* **Task input**
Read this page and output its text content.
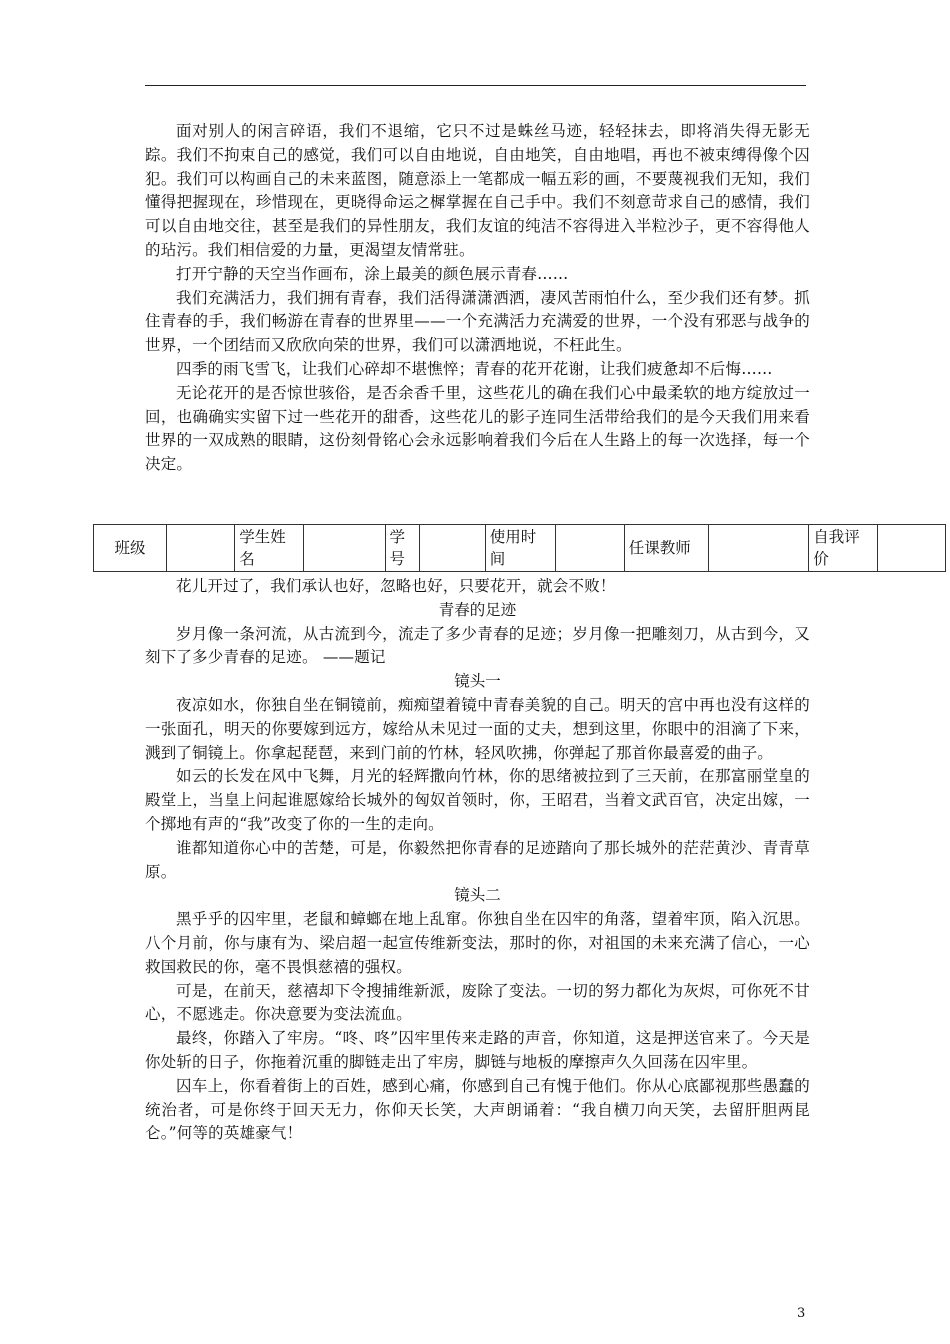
面对别人的闲言碎语，我们不退缩，它只不过是蛛丝马迹，轻轻抹去，即将消失得无影无踪。我们不拘束自己的感觉，我们可以自由地说，自由地笑，自由地唱，再也不被束缚得像个囚犯。我们可以构画自己的未来蓝图，随意添上一笔都成一幅五彩的画，不要蔑视我们无知，我们懂得把握现在，珍惜现在，更晓得命运之樨掌握在自己手中。我们不刻意苛求自己的感情，我们可以自由地交往，甚至是我们的异性朋友，我们友谊的纯洁不容得进入半粒沙子，更不容得他人的玷污。我们相信爱的力量，更渴望友情常驻。

打开宁静的天空当作画布，涂上最美的颜色展示青春……

我们充满活力，我们拥有青春，我们活得潇潇洒洒，凄风苦雨怕什么，至少我们还有梦。抓住青春的手，我们畅游在青春的世界里——一个充满活力充满爱的世界，一个没有邪恶与战争的世界，一个团结而又欣欣向荣的世界，我们可以潇洒地说，不枉此生。

四季的雨飞雪飞，让我们心碎却不堪憔悴；青春的花开花谢，让我们疲惫却不后悔……

无论花开的是否惊世骇俗，是否余香千里，这些花儿的确在我们心中最柔软的地方绽放过一回，也确确实实留下过一些花开的甜香，这些花儿的影子连同生活带给我们的是今天我们用来看世界的一双成熟的眼睛，这份刻骨铭心会永远影响着我们今后在人生路上的每一次选择，每一个决定。

班级		学生姓名		学号		使用时间		任课教师		自我评价	

花儿开过了，我们承认也好，忽略也好，只要花开，就会不败！

青春的足迹

岁月像一条河流，从古流到今，流走了多少青春的足迹；岁月像一把雕刻刀，从古到今，又刻下了多少青春的足迹。 ——题记

镜头一

夜凉如水，你独自坐在铜镜前，痴痴望着镜中青春美貌的自己。明天的宫中再也没有这样的一张面孔，明天的你要嫁到远方，嫁给从未见过一面的丈夫，想到这里，你眼中的泪滴了下来，溅到了铜镜上。你拿起琵琶，来到门前的竹林，轻风吹拂，你弹起了那首你最喜爱的曲子。

如云的长发在风中飞舞，月光的轻辉撒向竹林，你的思绪被拉到了三天前，在那富丽堂皇的殿堂上，当皇上问起谁愿嫁给长城外的匈奴首领时，你，王昭君，当着文武百官，决定出嫁，一个掷地有声的“我”改变了你的一生的走向。

谁都知道你心中的苦楚，可是，你毅然把你青春的足迹踏向了那长城外的茫茫黄沙、青青草原。

镜头二

黑乎乎的囚牢里，老鼠和蟑螂在地上乱窜。你独自坐在囚牢的角落，望着牢顶，陷入沉思。八个月前，你与康有为、梁启超一起宣传维新变法，那时的你，对祖国的未来充满了信心，一心救国救民的你，毫不畏惧慈禧的强权。

可是，在前天，慈禧却下令搜捕维新派，废除了变法。一切的努力都化为灰烬，可你死不甘心，不愿逃走。你决意要为变法流血。

最终，你踏入了牢房。“咚、咚”囚牢里传来走路的声音，你知道，这是押送官来了。今天是你处斩的日子，你拖着沉重的脚链走出了牢房，脚链与地板的摩擦声久久回荡在囚牢里。

囚车上，你看着街上的百姓，感到心痛，你感到自己有愧于他们。你从心底鄙视那些愚蠢的统治者，可是你终于回天无力，你仰天长笑，大声朗诵着：“我自横刀向天笑，去留肝胆两昆仑。”何等的英雄豪气！

3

* **Stated goal**
Pictures are excluded; output everything else in the data verbatim.

* **Output for this exercise**
Read this page and output its text content.
面对别人的闲言碎语，我们不退缩，它只不过是蛛丝马迹，轻轻抹去，即将消失得无影无踪。我们不拘束自己的感觉，我们可以自由地说，自由地笑，自由地唱，再也不被束缚得像个囚犯。我们可以构画自己的未来蓝图，随意添上一笔都成一幅五彩的画，不要蔑视我们无知，我们懂得把握现在，珍惜现在，更晓得命运之樨掌握在自己手中。我们不刻意苛求自己的感情，我们可以自由地交往，甚至是我们的异性朋友，我们友谊的纯洁不容得进入半粒沙子，更不容得他人的玷污。我们相信爱的力量，更渴望友情常驻。

打开宁静的天空当作画布，涂上最美的颜色展示青春……

我们充满活力，我们拥有青春，我们活得潇潇洒洒，凄风苦雨怕什么，至少我们还有梦。抓住青春的手，我们畅游在青春的世界里——一个充满活力充满爱的世界，一个没有邪恶与战争的世界，一个团结而又欣欣向荣的世界，我们可以潇洒地说，不枉此生。

四季的雨飞雪飞，让我们心碎却不堪憔悴；青春的花开花谢，让我们疲惫却不后悔……

无论花开的是否惊世骇俗，是否余香千里，这些花儿的确在我们心中最柔软的地方绽放过一回，也确确实实留下过一些花开的甜香，这些花儿的影子连同生活带给我们的是今天我们用来看世界的一双成熟的眼睛，这份刻骨铭心会永远影响着我们今后在人生路上的每一次选择，每一个决定。

班级		学生姓名		学号		使用时间		任课教师		自我评价	

花儿开过了，我们承认也好，忽略也好，只要花开，就会不败！

青春的足迹

岁月像一条河流，从古流到今，流走了多少青春的足迹；岁月像一把雕刻刀，从古到今，又刻下了多少青春的足迹。 ——题记

镜头一

夜凉如水，你独自坐在铜镜前，痴痴望着镜中青春美貌的自己。明天的宫中再也没有这样的一张面孔，明天的你要嫁到远方，嫁给从未见过一面的丈夫，想到这里，你眼中的泪滴了下来，溅到了铜镜上。你拿起琵琶，来到门前的竹林，轻风吹拂，你弹起了那首你最喜爱的曲子。

如云的长发在风中飞舞，月光的轻辉撒向竹林，你的思绪被拉到了三天前，在那富丽堂皇的殿堂上，当皇上问起谁愿嫁给长城外的匈奴首领时，你，王昭君，当着文武百官，决定出嫁，一个掷地有声的“我”改变了你的一生的走向。

谁都知道你心中的苦楚，可是，你毅然把你青春的足迹踏向了那长城外的茫茫黄沙、青青草原。

镜头二

黑乎乎的囚牢里，老鼠和蟑螂在地上乱窜。你独自坐在囚牢的角落，望着牢顶，陷入沉思。八个月前，你与康有为、梁启超一起宣传维新变法，那时的你，对祖国的未来充满了信心，一心救国救民的你，毫不畏惧慈禧的强权。

可是，在前天，慈禧却下令搜捕维新派，废除了变法。一切的努力都化为灰烬，可你死不甘心，不愿逃走。你决意要为变法流血。

最终，你踏入了牢房。“咚、咚”囚牢里传来走路的声音，你知道，这是押送官来了。今天是你处斩的日子，你拖着沉重的脚链走出了牢房，脚链与地板的摩擦声久久回荡在囚牢里。

囚车上，你看着街上的百姓，感到心痛，你感到自己有愧于他们。你从心底鄙视那些愚蠢的统治者，可是你终于回天无力，你仰天长笑，大声朗诵着：“我自横刀向天笑，去留肝胆两昆仑。”何等的英雄豪气！

3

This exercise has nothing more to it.